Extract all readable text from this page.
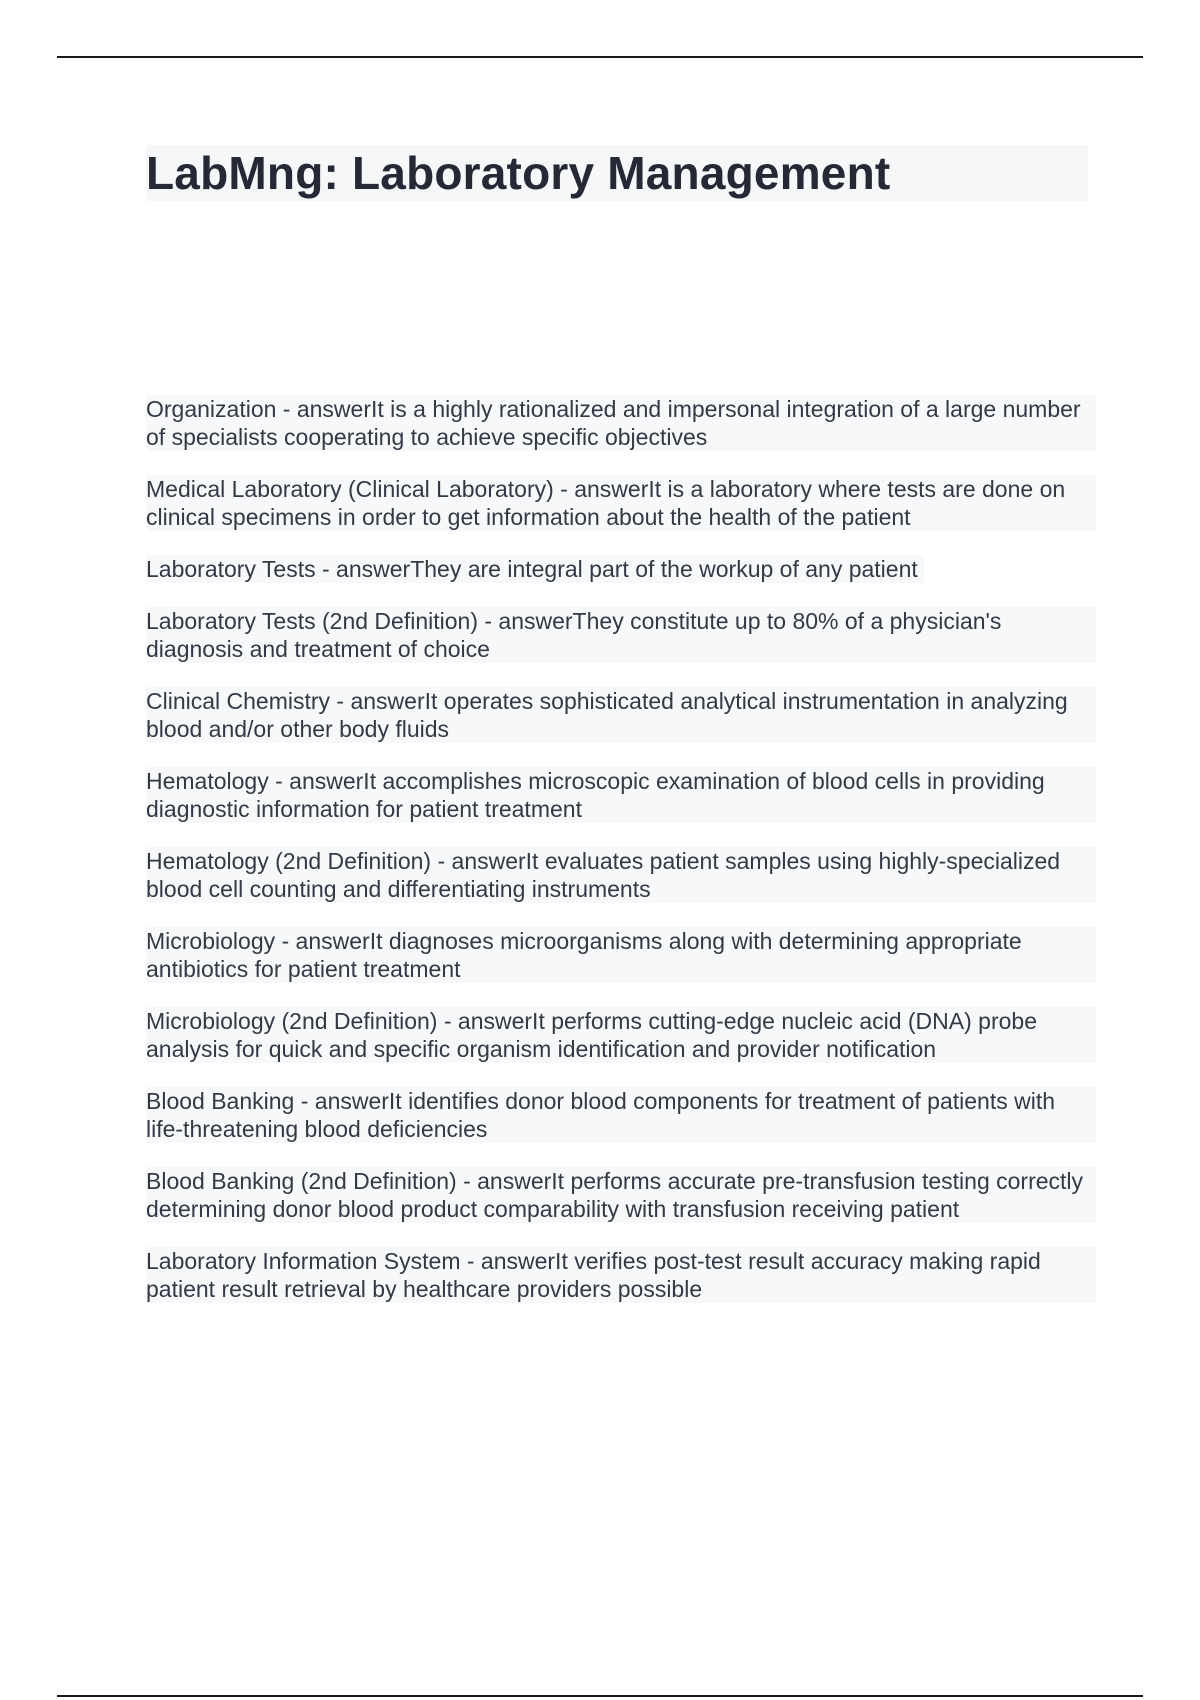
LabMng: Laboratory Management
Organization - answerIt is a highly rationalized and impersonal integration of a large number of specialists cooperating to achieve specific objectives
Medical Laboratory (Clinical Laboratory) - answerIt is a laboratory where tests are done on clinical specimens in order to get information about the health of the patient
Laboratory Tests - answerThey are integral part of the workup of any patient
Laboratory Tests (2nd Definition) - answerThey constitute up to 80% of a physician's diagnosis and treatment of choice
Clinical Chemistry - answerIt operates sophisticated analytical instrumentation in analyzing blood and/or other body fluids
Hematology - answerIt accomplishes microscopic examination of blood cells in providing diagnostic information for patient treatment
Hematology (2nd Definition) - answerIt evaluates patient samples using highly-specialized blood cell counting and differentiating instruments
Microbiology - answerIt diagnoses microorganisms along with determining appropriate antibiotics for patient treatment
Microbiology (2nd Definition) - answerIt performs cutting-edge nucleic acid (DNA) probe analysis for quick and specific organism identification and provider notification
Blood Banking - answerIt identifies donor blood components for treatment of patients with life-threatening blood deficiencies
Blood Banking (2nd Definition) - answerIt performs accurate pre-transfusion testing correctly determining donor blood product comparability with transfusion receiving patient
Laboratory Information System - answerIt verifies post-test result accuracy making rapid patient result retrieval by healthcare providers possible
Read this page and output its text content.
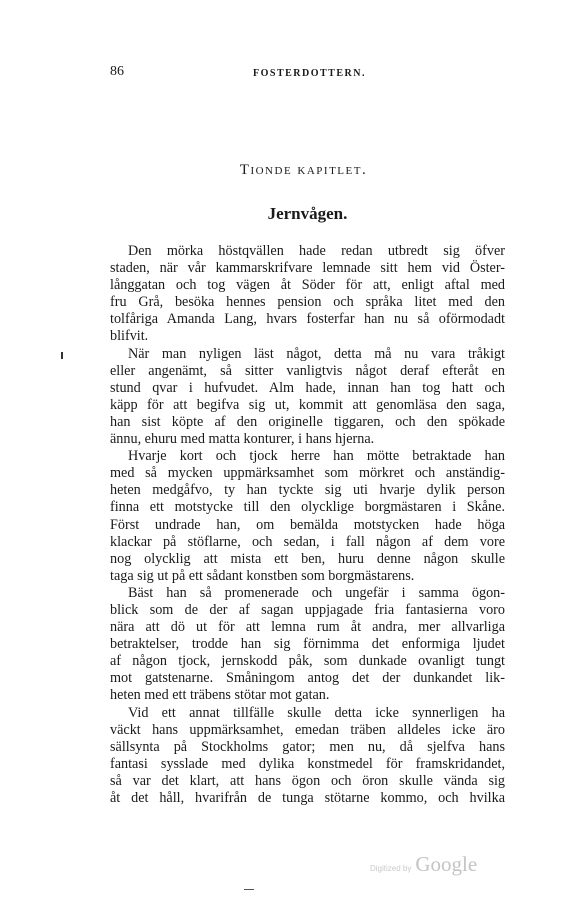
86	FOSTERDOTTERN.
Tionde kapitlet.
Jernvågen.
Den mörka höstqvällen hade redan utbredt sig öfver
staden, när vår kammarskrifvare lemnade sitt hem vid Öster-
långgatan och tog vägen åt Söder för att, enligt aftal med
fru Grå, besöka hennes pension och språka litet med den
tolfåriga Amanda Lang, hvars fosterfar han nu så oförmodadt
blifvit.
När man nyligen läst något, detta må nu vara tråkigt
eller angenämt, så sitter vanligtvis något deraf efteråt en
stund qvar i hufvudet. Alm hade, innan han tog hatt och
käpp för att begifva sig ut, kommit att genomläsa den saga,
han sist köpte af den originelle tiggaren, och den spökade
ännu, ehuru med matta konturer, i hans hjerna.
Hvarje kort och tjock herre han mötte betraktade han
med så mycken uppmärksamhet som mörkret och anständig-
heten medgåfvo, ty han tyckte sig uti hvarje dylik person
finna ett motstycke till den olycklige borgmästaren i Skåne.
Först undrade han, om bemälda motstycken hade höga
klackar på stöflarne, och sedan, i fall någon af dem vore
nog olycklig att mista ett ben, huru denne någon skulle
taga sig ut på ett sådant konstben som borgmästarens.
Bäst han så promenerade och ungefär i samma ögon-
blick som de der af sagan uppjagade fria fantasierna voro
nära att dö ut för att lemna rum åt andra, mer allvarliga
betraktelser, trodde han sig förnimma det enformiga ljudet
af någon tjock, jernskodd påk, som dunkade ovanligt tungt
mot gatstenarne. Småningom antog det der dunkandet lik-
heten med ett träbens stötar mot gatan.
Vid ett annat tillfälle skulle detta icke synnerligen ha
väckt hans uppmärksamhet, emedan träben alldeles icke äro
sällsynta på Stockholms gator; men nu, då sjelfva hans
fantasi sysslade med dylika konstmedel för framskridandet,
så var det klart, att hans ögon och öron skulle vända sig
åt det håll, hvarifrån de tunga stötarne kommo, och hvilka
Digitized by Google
----------------
_Task_
Repeat all of the entries word for word, but omit the pictures.

_Answer space_
Extract all readable text from this page.
LabMng: Laboratory Management
Organization - answerIt is a highly rationalized and impersonal integration of a large number of specialists cooperating to achieve specific objectives
Medical Laboratory (Clinical Laboratory) - answerIt is a laboratory where tests are done on clinical specimens in order to get information about the health of the patient
Laboratory Tests - answerThey are integral part of the workup of any patient
Laboratory Tests (2nd Definition) - answerThey constitute up to 80% of a physician's diagnosis and treatment of choice
Clinical Chemistry - answerIt operates sophisticated analytical instrumentation in analyzing blood and/or other body fluids
Hematology - answerIt accomplishes microscopic examination of blood cells in providing diagnostic information for patient treatment
Hematology (2nd Definition) - answerIt evaluates patient samples using highly-specialized blood cell counting and differentiating instruments
Microbiology - answerIt diagnoses microorganisms along with determining appropriate antibiotics for patient treatment
Microbiology (2nd Definition) - answerIt performs cutting-edge nucleic acid (DNA) probe analysis for quick and specific organism identification and provider notification
Blood Banking - answerIt identifies donor blood components for treatment of patients with life-threatening blood deficiencies
Blood Banking (2nd Definition) - answerIt performs accurate pre-transfusion testing correctly determining donor blood product comparability with transfusion receiving patient
Laboratory Information System - answerIt verifies post-test result accuracy making rapid patient result retrieval by healthcare providers possible
Read this page and output its text content.
86	FOSTERDOTTERN.
Tionde kapitlet.
Jernvågen.
Den mörka höstqvällen hade redan utbredt sig öfver
staden, när vår kammarskrifvare lemnade sitt hem vid Öster-
långgatan och tog vägen åt Söder för att, enligt aftal med
fru Grå, besöka hennes pension och språka litet med den
tolfåriga Amanda Lang, hvars fosterfar han nu så oförmodadt
blifvit.
När man nyligen läst något, detta må nu vara tråkigt
eller angenämt, så sitter vanligtvis något deraf efteråt en
stund qvar i hufvudet. Alm hade, innan han tog hatt och
käpp för att begifva sig ut, kommit att genomläsa den saga,
han sist köpte af den originelle tiggaren, och den spökade
ännu, ehuru med matta konturer, i hans hjerna.
Hvarje kort och tjock herre han mötte betraktade han
med så mycken uppmärksamhet som mörkret och anständig-
heten medgåfvo, ty han tyckte sig uti hvarje dylik person
finna ett motstycke till den olycklige borgmästaren i Skåne.
Först undrade han, om bemälda motstycken hade höga
klackar på stöflarne, och sedan, i fall någon af dem vore
nog olycklig att mista ett ben, huru denne någon skulle
taga sig ut på ett sådant konstben som borgmästarens.
Bäst han så promenerade och ungefär i samma ögon-
blick som de der af sagan uppjagade fria fantasierna voro
nära att dö ut för att lemna rum åt andra, mer allvarliga
betraktelser, trodde han sig förnimma det enformiga ljudet
af någon tjock, jernskodd påk, som dunkade ovanligt tungt
mot gatstenarne. Småningom antog det der dunkandet lik-
heten med ett träbens stötar mot gatan.
Vid ett annat tillfälle skulle detta icke synnerligen ha
väckt hans uppmärksamhet, emedan träben alldeles icke äro
sällsynta på Stockholms gator; men nu, då sjelfva hans
fantasi sysslade med dylika konstmedel för framskridandet,
så var det klart, att hans ögon och öron skulle vända sig
åt det håll, hvarifrån de tunga stötarne kommo, och hvilka
Digitized by Google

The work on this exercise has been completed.